What you are asked to do: Search the listing for "this" and copy every line where it appears.

Items listed in a dataset:
^^^^^^^^^^^^^^^^

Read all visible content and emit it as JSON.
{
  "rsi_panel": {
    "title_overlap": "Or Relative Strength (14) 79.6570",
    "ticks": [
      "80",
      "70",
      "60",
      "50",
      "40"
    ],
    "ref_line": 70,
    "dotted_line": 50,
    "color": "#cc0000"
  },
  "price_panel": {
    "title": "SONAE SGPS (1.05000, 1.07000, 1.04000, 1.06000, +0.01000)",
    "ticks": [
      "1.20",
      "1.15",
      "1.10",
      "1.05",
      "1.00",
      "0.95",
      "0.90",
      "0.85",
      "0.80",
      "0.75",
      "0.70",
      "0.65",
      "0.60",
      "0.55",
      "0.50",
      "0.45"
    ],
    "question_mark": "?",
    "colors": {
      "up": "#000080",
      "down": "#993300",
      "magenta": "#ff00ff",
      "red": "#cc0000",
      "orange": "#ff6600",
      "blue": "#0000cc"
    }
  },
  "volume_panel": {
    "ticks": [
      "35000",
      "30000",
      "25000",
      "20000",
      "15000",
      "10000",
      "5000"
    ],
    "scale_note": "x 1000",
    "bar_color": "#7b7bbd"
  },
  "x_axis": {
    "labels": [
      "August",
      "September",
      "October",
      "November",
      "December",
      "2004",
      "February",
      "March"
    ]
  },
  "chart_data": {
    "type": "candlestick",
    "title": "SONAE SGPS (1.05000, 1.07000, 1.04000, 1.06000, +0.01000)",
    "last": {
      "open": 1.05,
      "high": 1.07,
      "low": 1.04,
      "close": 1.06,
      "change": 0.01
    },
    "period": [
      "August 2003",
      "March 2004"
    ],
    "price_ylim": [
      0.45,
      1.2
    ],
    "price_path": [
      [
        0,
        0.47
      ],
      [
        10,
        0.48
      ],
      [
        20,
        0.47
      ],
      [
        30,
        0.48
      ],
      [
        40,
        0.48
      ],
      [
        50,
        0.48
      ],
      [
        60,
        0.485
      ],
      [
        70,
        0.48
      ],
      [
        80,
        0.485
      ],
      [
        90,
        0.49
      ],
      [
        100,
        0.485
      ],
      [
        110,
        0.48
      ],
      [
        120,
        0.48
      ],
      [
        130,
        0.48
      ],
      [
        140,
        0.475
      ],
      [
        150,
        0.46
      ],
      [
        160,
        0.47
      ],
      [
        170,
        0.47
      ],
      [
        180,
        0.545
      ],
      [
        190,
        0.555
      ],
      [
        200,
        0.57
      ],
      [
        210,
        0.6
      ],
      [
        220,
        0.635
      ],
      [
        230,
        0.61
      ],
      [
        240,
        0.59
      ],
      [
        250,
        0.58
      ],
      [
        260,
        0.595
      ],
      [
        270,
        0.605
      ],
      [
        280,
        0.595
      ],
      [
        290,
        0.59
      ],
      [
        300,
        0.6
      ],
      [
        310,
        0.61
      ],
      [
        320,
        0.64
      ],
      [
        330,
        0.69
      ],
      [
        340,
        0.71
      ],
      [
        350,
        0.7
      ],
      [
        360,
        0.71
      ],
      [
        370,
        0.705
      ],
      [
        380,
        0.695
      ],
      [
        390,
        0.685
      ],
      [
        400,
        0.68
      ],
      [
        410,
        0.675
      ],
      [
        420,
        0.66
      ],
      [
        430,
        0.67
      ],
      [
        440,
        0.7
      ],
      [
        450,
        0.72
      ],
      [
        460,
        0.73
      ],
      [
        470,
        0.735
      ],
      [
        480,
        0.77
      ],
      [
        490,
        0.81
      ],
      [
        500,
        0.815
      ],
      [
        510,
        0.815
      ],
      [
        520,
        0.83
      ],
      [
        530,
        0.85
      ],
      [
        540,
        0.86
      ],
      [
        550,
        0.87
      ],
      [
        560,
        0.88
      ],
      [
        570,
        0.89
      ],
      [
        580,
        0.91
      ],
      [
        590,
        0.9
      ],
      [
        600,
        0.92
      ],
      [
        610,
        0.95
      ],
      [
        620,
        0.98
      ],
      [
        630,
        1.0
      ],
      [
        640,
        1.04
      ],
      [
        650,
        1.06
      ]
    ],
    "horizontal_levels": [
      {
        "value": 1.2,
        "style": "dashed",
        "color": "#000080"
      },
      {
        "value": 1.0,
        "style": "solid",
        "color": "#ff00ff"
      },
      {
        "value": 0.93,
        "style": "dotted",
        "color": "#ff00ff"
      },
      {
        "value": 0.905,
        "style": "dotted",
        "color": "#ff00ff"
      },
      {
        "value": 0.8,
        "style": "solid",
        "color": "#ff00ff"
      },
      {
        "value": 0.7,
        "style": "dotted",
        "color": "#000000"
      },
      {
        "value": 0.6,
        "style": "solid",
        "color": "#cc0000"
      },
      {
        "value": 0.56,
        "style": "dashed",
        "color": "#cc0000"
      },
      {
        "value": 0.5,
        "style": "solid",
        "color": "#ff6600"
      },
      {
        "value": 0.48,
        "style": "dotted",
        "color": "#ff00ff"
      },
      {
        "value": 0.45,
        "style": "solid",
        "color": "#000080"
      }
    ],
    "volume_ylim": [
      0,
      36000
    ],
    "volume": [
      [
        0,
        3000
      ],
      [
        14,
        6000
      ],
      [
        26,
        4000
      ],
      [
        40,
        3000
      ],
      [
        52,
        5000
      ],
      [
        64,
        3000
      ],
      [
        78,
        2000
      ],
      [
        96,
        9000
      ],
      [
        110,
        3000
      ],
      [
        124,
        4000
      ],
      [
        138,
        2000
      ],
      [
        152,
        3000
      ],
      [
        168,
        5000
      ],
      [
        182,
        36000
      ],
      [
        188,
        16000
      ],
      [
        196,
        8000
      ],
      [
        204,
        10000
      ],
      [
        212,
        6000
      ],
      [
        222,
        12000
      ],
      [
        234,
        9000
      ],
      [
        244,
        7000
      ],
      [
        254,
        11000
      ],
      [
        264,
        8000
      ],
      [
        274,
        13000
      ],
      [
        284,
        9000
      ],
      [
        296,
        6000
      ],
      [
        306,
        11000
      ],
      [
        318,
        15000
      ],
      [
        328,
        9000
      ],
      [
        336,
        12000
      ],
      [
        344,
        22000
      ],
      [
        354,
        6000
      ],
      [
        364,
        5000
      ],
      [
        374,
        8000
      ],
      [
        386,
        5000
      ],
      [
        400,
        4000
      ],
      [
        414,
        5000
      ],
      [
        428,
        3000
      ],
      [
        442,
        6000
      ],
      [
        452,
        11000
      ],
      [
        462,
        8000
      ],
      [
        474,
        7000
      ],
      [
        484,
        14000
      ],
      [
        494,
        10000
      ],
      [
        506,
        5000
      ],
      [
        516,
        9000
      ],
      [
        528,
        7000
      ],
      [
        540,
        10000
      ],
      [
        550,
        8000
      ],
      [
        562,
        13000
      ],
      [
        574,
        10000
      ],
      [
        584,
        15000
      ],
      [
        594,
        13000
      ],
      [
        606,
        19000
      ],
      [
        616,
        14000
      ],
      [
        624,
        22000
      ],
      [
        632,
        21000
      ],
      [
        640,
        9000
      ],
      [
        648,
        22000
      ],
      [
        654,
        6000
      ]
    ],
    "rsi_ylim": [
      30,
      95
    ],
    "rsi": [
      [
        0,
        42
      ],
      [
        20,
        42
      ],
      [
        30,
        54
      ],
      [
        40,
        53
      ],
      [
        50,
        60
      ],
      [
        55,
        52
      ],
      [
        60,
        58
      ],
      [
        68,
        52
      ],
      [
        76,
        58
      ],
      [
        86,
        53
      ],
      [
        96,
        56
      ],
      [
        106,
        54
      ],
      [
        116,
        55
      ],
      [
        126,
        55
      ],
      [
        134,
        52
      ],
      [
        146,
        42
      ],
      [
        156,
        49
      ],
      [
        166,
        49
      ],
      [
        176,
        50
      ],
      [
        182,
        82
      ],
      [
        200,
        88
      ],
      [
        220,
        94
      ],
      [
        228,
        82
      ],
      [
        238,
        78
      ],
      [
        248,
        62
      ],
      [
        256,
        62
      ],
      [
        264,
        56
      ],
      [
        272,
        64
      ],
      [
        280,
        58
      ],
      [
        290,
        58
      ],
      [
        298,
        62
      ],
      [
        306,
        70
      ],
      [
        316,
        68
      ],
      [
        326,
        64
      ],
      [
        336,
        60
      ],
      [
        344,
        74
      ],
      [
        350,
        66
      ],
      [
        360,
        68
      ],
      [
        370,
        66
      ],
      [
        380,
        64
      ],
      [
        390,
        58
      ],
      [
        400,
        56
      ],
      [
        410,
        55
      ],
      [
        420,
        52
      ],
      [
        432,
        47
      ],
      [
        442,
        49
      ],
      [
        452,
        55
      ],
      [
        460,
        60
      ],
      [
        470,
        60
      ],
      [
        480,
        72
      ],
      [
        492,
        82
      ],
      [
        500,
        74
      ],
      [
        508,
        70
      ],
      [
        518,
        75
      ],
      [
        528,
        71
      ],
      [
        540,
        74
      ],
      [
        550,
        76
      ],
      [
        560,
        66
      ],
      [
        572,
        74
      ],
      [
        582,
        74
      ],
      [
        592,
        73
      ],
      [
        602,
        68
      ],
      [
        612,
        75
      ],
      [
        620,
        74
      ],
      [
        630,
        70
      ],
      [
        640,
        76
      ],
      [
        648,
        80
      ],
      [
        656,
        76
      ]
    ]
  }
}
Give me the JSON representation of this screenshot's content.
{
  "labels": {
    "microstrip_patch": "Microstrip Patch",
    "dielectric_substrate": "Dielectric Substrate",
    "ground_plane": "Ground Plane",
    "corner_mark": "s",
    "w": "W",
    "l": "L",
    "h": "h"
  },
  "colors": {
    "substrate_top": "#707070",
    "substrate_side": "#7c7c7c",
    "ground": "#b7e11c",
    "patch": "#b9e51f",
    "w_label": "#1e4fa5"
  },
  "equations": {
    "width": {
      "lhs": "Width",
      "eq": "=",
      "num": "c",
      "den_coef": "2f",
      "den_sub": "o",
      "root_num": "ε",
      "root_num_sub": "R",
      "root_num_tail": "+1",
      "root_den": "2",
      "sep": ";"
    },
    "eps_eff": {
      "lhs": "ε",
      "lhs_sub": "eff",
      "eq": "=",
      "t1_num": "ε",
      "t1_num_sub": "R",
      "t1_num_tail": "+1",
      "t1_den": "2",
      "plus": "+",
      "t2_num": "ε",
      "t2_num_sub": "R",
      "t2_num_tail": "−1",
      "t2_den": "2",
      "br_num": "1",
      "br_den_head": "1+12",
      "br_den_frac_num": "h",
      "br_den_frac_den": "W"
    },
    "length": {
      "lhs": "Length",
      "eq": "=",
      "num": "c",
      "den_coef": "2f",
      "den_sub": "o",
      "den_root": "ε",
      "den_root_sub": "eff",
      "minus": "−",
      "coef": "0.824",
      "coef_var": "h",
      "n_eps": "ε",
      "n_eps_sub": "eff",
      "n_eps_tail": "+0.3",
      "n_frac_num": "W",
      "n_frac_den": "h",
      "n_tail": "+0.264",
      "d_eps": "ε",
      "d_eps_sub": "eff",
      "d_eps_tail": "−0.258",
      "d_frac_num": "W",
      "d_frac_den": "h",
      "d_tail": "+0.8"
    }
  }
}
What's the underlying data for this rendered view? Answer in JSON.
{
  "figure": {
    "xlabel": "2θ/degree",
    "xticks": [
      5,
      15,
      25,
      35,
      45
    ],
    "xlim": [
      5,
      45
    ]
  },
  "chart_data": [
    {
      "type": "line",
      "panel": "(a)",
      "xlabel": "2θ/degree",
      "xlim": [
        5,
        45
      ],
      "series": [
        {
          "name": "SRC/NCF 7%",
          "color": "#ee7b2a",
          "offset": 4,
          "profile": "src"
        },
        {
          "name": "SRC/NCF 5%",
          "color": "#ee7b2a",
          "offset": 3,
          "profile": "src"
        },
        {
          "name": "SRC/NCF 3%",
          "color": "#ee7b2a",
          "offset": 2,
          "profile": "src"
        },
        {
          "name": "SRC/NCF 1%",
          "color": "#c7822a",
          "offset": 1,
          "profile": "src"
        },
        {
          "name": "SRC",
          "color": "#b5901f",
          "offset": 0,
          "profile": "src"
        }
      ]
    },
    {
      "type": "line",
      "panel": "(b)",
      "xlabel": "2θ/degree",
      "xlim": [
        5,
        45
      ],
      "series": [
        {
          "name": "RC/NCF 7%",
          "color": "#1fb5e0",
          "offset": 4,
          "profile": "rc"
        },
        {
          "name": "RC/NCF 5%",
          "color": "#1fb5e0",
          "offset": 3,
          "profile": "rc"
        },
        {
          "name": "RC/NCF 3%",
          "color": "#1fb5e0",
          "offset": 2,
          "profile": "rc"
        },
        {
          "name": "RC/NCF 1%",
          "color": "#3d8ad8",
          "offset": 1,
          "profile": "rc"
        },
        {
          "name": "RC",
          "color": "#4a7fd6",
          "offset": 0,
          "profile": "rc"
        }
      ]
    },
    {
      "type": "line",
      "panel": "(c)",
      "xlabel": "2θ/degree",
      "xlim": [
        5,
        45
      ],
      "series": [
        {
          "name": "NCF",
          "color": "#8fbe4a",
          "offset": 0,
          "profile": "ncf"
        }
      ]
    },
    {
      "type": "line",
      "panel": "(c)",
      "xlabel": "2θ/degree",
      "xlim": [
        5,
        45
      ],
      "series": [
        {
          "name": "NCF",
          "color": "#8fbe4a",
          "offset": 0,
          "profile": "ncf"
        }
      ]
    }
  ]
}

^^^^^^^^^^^^^^^^

Written solution:
Give me the JSON representation of this screenshot's content.
What's the underlying data for this rendered view? Answer in JSON.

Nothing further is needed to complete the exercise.